— Written task a —
Duplicate the saved data entries verbatim, starting at their first line and ending with the line that contains "square-a2[interactable] [57, 16, 98, 57]", both of those lines included.

+++ Document excerpt

# Reverse slam



## 14diesel (Feb 18, 2018)

Has anyone else had their car slam into gear when shifting from park to reverse? I don't mean a firm shift, I mean slam so hard you thought someone hit the car or the trans fell out. 2014 diesel with 71k miles.


----------



## Rivergoer (Mar 30, 2017)

14diesel said:


> Has anyone else had their car slam into gear when shifting from park to reverse? I don't mean a firm shift, I mean slam so hard you thought someone hit the car or the trans fell out. 2014 diesel with 71k miles.


I have 90K on my ‘14 diesel, never had the issue you raise. I did change my trans fluid to Amsoil at about 75K and noticed somewhat smoother shifting.

If you haven’t serviced the trans fluid yet, at 71K it’s due for sure. Despite what the manual says, the diesel trans is not a “lifetime fill” unit.

More great info here http://www.cruzetalk.com/forum/169-...ion-fluid-diesel-aw-af-40-6-transmission.html

Good luck!


----------



## MP81 (Jul 20, 2015)

That almost sounds like a bad solenoid or something. Can't say we've had that issue ever.


----------



## spaycace (Feb 9, 2012)

++++++

— Written task b —
Set down word for word the portion of the forum thread on the reverse-gear slam between "I have 90K on" and "somewhat smoother shifting.", inclusive.

+++ Extracted data

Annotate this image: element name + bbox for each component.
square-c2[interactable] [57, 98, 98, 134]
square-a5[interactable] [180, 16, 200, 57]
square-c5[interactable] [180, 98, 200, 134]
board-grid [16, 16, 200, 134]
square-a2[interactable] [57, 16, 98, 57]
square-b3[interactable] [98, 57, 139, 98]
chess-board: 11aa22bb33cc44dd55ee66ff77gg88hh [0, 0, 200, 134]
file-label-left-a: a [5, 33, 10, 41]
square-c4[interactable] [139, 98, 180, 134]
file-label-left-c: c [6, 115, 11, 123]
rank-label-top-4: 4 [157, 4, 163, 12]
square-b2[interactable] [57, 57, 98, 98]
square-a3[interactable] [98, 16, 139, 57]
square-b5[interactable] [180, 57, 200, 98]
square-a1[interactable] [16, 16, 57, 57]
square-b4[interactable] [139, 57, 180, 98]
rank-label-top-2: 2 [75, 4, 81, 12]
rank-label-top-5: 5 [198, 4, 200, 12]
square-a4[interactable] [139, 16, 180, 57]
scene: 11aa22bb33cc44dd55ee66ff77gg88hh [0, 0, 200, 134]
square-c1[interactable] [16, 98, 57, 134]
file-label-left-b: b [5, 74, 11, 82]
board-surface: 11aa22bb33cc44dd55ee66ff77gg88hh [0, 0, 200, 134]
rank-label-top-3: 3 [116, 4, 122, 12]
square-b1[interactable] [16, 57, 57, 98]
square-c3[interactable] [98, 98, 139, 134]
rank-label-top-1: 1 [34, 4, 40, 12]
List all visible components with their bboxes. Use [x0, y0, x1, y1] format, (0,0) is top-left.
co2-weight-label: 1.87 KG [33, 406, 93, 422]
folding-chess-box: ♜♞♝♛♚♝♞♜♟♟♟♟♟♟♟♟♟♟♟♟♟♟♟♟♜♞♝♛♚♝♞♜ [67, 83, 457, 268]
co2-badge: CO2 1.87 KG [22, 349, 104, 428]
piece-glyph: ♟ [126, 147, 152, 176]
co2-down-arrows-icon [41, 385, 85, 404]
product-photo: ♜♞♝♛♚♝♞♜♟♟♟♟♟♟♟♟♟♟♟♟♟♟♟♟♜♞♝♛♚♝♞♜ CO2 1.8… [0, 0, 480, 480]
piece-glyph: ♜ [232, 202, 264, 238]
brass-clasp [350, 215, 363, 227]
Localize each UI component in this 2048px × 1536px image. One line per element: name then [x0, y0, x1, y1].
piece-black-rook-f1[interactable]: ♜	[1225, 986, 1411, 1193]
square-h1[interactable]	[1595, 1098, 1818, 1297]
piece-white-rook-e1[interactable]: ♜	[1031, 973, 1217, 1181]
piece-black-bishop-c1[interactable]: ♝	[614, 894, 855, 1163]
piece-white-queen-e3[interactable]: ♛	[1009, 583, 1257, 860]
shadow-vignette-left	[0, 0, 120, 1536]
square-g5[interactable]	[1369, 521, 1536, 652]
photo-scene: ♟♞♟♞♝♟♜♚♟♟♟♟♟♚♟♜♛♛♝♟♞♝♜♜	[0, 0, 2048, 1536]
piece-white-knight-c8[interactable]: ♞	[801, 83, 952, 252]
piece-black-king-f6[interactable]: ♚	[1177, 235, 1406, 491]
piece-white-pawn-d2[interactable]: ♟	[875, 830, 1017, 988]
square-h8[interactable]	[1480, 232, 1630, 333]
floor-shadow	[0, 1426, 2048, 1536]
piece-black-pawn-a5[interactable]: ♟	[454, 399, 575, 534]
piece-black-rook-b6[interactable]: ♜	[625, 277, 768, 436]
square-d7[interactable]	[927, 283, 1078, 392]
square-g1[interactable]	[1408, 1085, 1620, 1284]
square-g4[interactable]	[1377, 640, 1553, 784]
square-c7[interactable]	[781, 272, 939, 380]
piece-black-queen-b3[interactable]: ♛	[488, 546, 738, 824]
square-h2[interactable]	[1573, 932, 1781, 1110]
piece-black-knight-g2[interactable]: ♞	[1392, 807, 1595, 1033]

++++++

— Written answer a —
Annotate this image: element name + bbox for each component.
square-c2[interactable] [57, 98, 98, 134]
square-a5[interactable] [180, 16, 200, 57]
square-c5[interactable] [180, 98, 200, 134]
board-grid [16, 16, 200, 134]
square-a2[interactable] [57, 16, 98, 57]

— Written answer b —
I have 90K on my ‘14 diesel, never had the issue you raise. I did change my trans fluid to Amsoil at about 75K and noticed somewhat smoother shifting.